Collected data:
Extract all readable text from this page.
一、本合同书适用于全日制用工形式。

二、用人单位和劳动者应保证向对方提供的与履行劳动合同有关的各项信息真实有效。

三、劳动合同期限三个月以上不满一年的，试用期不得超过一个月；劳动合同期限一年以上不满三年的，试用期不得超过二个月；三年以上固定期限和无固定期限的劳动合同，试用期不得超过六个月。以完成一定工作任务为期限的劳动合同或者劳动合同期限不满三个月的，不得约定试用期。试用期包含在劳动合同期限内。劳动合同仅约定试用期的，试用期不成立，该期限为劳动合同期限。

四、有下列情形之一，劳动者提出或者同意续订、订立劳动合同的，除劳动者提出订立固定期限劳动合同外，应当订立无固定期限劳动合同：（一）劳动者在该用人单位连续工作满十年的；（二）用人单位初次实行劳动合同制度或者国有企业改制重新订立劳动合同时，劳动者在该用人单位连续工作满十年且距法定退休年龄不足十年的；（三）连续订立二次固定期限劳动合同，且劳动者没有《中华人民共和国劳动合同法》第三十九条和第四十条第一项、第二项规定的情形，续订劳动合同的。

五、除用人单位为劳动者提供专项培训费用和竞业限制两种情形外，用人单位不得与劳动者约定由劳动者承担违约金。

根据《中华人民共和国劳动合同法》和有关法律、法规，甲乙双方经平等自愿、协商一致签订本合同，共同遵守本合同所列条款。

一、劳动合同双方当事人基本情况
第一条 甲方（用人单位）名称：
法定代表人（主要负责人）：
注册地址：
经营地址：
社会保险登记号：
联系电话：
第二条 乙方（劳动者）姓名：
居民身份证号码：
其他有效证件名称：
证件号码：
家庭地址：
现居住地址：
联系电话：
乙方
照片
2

◆ STATED GOAL
Pull every line containing "中华人民共和国劳动合同法" from the data.

◆ WRITTEN SOLUTION
四、有下列情形之一，劳动者提出或者同意续订、订立劳动合同的，除劳动者提出订立固定期限劳动合同外，应当订立无固定期限劳动合同：（一）劳动者在该用人单位连续工作满十年的；（二）用人单位初次实行劳动合同制度或者国有企业改制重新订立劳动合同时，劳动者在该用人单位连续工作满十年且距法定退休年龄不足十年的；（三）连续订立二次固定期限劳动合同，且劳动者没有《中华人民共和国劳动合同法》第三十九条和第四十条第一项、第二项规定的情形，续订劳动合同的。
根据《中华人民共和国劳动合同法》和有关法律、法规，甲乙双方经平等自愿、协商一致签订本合同，共同遵守本合同所列条款。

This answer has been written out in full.